Excerpted data Start Marker

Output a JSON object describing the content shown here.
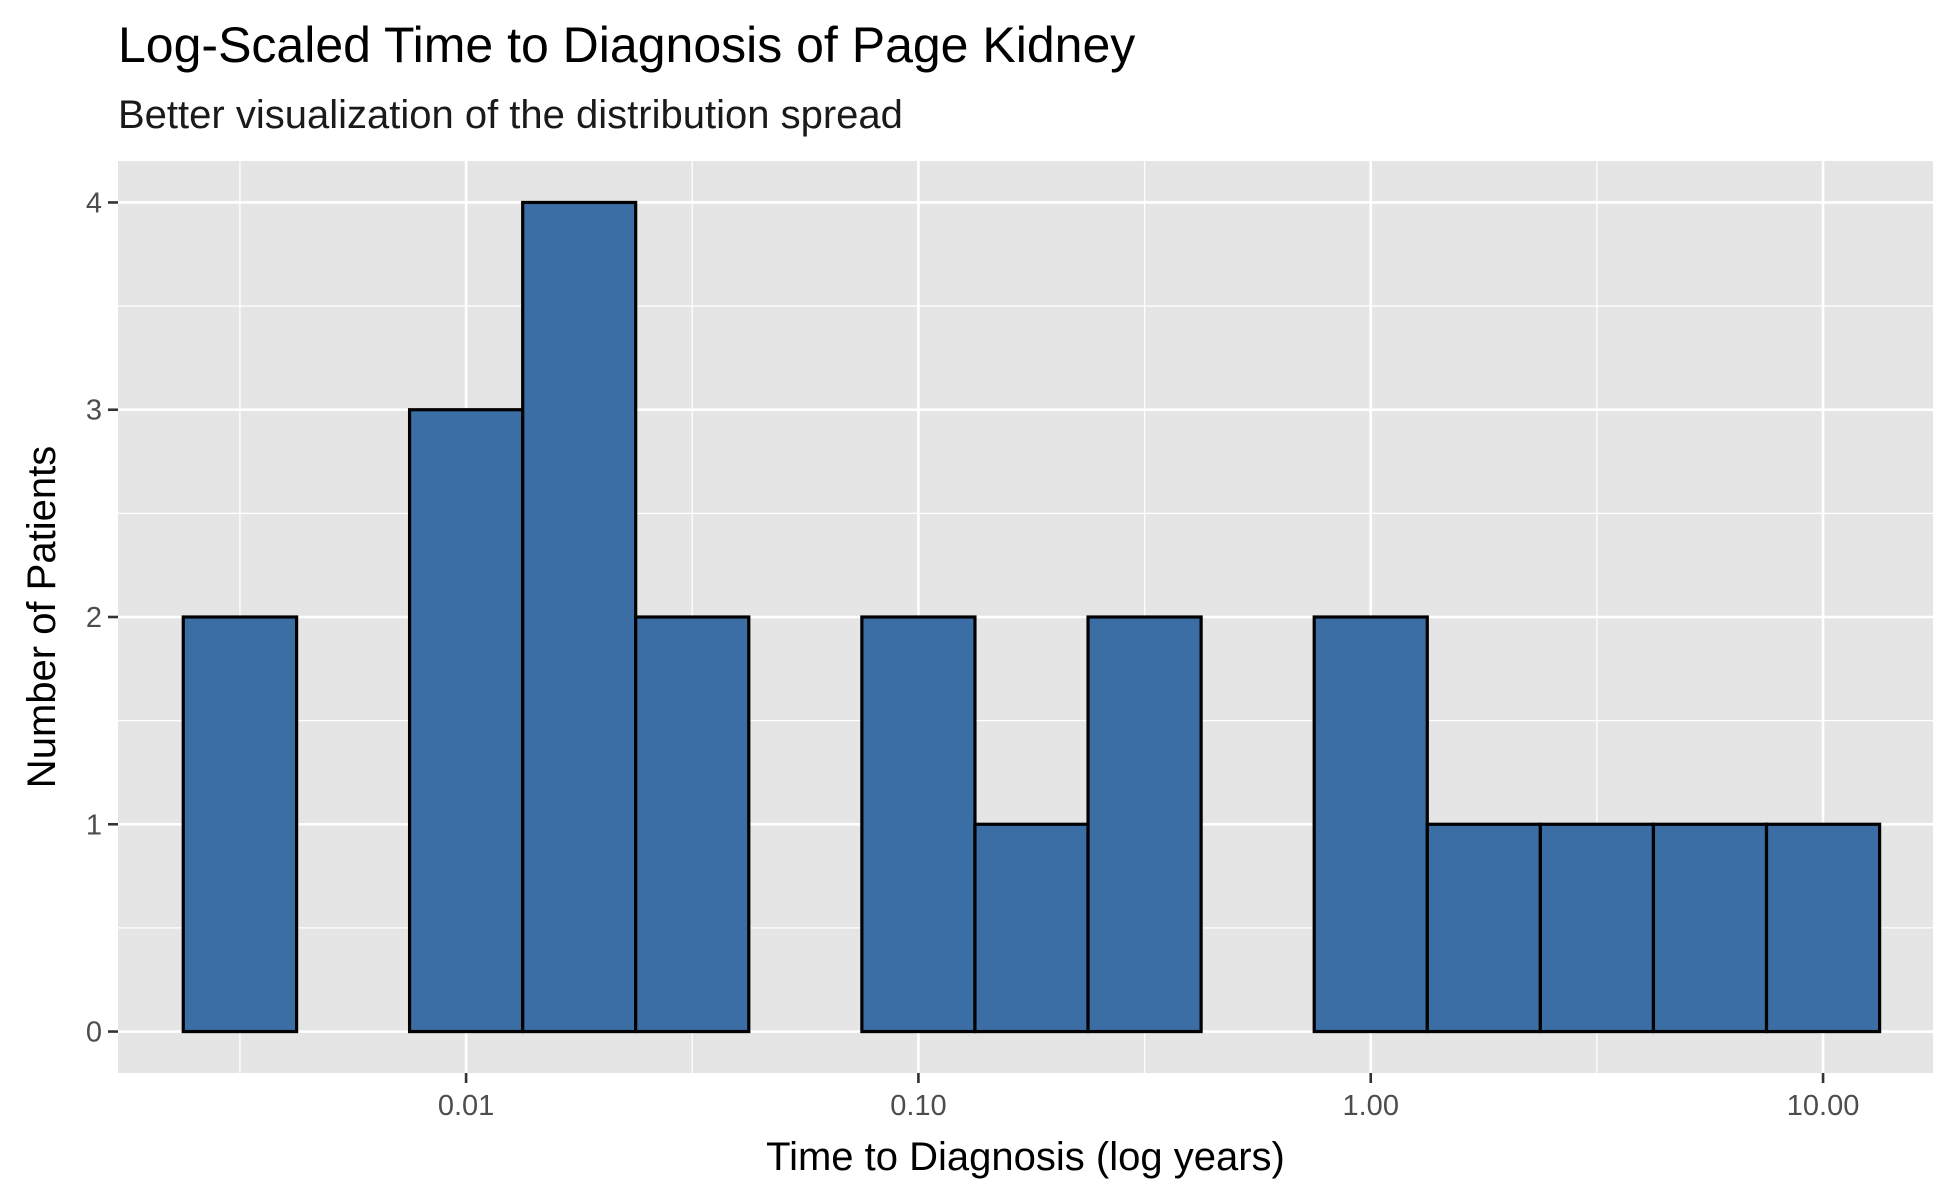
{
  "chart_data": {
    "type": "bar",
    "title": "Log-Scaled Time to Diagnosis of Page Kidney",
    "subtitle": "Better visualization of the distribution spread",
    "xlabel": "Time to Diagnosis (log years)",
    "ylabel": "Number of Patients",
    "x_scale": "log10",
    "xlim": [
      0.0017,
      17.5
    ],
    "ylim": [
      -0.2,
      4.2
    ],
    "x_ticks": [
      0.01,
      0.1,
      1,
      10
    ],
    "x_tick_labels": [
      "0.01",
      "0.10",
      "1.00",
      "10.00"
    ],
    "y_ticks": [
      0,
      1,
      2,
      3,
      4
    ],
    "y_tick_labels": [
      "0",
      "1",
      "2",
      "3",
      "4"
    ],
    "bins": [
      {
        "x_min": 0.00237,
        "x_max": 0.00422,
        "count": 2
      },
      {
        "x_min": 0.00422,
        "x_max": 0.0075,
        "count": 0
      },
      {
        "x_min": 0.0075,
        "x_max": 0.01334,
        "count": 3
      },
      {
        "x_min": 0.01334,
        "x_max": 0.02371,
        "count": 4
      },
      {
        "x_min": 0.02371,
        "x_max": 0.04217,
        "count": 2
      },
      {
        "x_min": 0.04217,
        "x_max": 0.07499,
        "count": 0
      },
      {
        "x_min": 0.07499,
        "x_max": 0.13335,
        "count": 2
      },
      {
        "x_min": 0.13335,
        "x_max": 0.23714,
        "count": 1
      },
      {
        "x_min": 0.23714,
        "x_max": 0.42169,
        "count": 2
      },
      {
        "x_min": 0.42169,
        "x_max": 0.74989,
        "count": 0
      },
      {
        "x_min": 0.74989,
        "x_max": 1.33352,
        "count": 2
      },
      {
        "x_min": 1.33352,
        "x_max": 2.37137,
        "count": 1
      },
      {
        "x_min": 2.37137,
        "x_max": 4.21697,
        "count": 1
      },
      {
        "x_min": 4.21697,
        "x_max": 7.49894,
        "count": 1
      },
      {
        "x_min": 7.49894,
        "x_max": 13.33521,
        "count": 1
      }
    ],
    "bar_fill": "#3a6ea5",
    "bar_outline": "#000000",
    "panel_background": "#e5e5e5",
    "grid_color": "#ffffff",
    "grid": true,
    "legend": "none"
  }
}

Excerpted data End Marker

#### Instructions for the task:
Each line of the entries where the string "Time" occurs should be shown.

#### Exercise response:
    "title": "Log-Scaled Time to Diagnosis of Page Kidney",
    "xlabel": "Time to Diagnosis (log years)",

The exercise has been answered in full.